◆ **What is required**
Output the line that contains "Give me a plain-text" and every line after it to the end of the entries, with nothing added or left out.

◆ **Material for this exercise**
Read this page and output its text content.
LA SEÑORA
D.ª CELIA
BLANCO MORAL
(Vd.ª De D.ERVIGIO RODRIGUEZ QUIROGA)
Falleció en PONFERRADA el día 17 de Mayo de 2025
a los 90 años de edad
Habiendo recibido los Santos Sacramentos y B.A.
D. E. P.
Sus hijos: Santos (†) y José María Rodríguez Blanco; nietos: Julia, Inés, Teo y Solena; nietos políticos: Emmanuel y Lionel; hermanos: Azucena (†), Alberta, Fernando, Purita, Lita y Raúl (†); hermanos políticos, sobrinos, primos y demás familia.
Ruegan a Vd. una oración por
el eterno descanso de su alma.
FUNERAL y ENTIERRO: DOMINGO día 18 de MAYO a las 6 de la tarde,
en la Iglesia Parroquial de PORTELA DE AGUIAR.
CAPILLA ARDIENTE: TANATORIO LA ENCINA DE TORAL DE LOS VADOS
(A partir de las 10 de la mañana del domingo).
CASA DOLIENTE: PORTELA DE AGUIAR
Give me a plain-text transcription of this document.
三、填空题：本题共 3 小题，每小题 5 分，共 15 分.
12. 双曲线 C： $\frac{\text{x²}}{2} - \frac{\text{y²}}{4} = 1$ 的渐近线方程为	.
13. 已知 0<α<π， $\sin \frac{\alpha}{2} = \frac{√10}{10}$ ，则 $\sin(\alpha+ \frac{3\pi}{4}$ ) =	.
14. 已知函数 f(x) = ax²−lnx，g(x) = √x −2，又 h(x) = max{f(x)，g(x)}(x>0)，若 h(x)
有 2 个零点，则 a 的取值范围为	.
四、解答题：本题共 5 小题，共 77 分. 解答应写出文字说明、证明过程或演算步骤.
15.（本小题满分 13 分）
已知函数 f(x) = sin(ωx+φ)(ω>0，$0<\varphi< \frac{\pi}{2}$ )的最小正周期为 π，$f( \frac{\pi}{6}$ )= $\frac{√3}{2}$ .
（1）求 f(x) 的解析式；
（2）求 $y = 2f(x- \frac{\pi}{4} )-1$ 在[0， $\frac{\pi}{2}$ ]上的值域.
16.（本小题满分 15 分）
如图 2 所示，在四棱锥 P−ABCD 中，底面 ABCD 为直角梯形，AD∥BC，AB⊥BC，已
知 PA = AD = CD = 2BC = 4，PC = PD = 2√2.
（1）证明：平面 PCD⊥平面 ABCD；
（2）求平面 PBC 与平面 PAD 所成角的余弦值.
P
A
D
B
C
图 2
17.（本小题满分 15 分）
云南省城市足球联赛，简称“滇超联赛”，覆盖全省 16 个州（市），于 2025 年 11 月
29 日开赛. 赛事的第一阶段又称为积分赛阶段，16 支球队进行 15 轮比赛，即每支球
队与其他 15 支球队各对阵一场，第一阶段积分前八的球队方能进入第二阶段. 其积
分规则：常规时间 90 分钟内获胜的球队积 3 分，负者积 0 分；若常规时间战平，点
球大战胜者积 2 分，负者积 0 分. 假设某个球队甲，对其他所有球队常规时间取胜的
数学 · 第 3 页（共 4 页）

◆ **Solution for this exercise**
Give me a plain-text transcription of this document.
三、填空题：本题共 3 小题，每小题 5 分，共 15 分.
12. 双曲线 C： $\frac{\text{x²}}{2} - \frac{\text{y²}}{4} = 1$ 的渐近线方程为	.
13. 已知 0<α<π， $\sin \frac{\alpha}{2} = \frac{√10}{10}$ ，则 $\sin(\alpha+ \frac{3\pi}{4}$ ) =	.
14. 已知函数 f(x) = ax²−lnx，g(x) = √x −2，又 h(x) = max{f(x)，g(x)}(x>0)，若 h(x)
有 2 个零点，则 a 的取值范围为	.
四、解答题：本题共 5 小题，共 77 分. 解答应写出文字说明、证明过程或演算步骤.
15.（本小题满分 13 分）
已知函数 f(x) = sin(ωx+φ)(ω>0，$0<\varphi< \frac{\pi}{2}$ )的最小正周期为 π，$f( \frac{\pi}{6}$ )= $\frac{√3}{2}$ .
（1）求 f(x) 的解析式；
（2）求 $y = 2f(x- \frac{\pi}{4} )-1$ 在[0， $\frac{\pi}{2}$ ]上的值域.
16.（本小题满分 15 分）
如图 2 所示，在四棱锥 P−ABCD 中，底面 ABCD 为直角梯形，AD∥BC，AB⊥BC，已
知 PA = AD = CD = 2BC = 4，PC = PD = 2√2.
（1）证明：平面 PCD⊥平面 ABCD；
（2）求平面 PBC 与平面 PAD 所成角的余弦值.
P
A
D
B
C
图 2
17.（本小题满分 15 分）
云南省城市足球联赛，简称“滇超联赛”，覆盖全省 16 个州（市），于 2025 年 11 月
29 日开赛. 赛事的第一阶段又称为积分赛阶段，16 支球队进行 15 轮比赛，即每支球
队与其他 15 支球队各对阵一场，第一阶段积分前八的球队方能进入第二阶段. 其积
分规则：常规时间 90 分钟内获胜的球队积 3 分，负者积 0 分；若常规时间战平，点
球大战胜者积 2 分，负者积 0 分. 假设某个球队甲，对其他所有球队常规时间取胜的
数学 · 第 3 页（共 4 页）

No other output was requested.